__WRITTEN EXERCISE__: Copy the records word for word, starting at their first line and ending with the line that contains "title-divider — [554, 233, 666, 235]".

__RECORDS SHOWN__:
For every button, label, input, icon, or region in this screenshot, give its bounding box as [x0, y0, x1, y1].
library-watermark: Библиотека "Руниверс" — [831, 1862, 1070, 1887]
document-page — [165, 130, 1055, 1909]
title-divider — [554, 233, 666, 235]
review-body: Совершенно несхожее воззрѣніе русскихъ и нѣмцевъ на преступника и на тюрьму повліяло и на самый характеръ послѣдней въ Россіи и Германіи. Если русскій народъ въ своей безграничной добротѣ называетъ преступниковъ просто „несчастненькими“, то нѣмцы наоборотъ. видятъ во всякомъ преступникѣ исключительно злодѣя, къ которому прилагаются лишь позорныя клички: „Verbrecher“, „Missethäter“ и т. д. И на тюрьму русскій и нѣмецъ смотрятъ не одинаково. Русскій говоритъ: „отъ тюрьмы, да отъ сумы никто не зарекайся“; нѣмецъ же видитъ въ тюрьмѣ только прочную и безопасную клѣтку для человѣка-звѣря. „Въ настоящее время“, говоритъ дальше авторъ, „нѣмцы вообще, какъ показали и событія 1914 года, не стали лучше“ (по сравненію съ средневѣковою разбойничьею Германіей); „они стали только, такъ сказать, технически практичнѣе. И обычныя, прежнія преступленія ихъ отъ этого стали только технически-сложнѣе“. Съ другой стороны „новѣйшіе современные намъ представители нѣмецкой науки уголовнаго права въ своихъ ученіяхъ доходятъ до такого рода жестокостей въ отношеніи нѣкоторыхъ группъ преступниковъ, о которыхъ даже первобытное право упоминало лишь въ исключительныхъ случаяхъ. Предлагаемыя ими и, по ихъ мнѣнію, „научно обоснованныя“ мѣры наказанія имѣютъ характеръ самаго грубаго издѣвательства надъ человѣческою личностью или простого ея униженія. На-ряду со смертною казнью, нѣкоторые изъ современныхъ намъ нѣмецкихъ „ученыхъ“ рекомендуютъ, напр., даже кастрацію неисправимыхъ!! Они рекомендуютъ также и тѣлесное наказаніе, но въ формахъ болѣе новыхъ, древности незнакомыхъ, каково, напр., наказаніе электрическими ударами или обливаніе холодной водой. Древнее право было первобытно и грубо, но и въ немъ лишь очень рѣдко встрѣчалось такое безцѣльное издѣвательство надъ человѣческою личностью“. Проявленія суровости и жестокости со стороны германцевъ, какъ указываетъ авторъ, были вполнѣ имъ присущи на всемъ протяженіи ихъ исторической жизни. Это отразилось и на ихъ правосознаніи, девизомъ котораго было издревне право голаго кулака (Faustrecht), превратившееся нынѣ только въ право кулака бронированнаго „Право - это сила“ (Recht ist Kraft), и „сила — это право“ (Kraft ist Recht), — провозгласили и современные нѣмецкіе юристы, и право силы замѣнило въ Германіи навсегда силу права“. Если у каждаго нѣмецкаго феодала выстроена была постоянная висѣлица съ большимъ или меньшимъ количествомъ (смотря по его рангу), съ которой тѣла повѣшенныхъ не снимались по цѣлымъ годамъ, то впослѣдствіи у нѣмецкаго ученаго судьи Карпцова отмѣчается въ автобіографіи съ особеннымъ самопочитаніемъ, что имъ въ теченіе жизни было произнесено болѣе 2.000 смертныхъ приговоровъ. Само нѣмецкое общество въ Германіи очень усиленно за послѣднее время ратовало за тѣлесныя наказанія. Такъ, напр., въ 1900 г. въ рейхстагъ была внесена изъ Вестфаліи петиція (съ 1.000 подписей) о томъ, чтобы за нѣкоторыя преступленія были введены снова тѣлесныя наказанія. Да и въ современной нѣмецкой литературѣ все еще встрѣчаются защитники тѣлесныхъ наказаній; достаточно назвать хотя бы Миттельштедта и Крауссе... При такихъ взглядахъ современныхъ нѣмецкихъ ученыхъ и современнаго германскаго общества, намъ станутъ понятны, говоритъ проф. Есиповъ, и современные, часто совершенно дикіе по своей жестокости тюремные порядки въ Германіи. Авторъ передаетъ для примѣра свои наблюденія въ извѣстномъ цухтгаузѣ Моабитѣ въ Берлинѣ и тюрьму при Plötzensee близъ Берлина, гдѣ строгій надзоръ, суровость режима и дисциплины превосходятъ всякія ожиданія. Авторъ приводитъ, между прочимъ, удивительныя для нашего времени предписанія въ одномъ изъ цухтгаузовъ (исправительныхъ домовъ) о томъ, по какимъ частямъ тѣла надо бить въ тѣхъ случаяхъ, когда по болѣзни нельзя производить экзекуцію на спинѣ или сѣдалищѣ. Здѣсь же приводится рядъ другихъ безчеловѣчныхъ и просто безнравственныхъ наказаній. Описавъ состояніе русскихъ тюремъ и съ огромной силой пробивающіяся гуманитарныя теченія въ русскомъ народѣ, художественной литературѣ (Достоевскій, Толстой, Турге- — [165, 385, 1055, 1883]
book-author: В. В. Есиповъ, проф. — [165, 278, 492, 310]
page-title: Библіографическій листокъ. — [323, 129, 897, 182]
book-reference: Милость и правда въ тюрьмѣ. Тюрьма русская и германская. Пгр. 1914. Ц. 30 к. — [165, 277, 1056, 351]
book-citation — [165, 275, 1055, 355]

__TASK OUTPUT__:
For every button, label, input, icon, or region in this screenshot, give its bounding box as [x0, y0, x1, y1].
library-watermark: Библиотека "Руниверс" — [831, 1862, 1070, 1887]
document-page — [165, 130, 1055, 1909]
title-divider — [554, 233, 666, 235]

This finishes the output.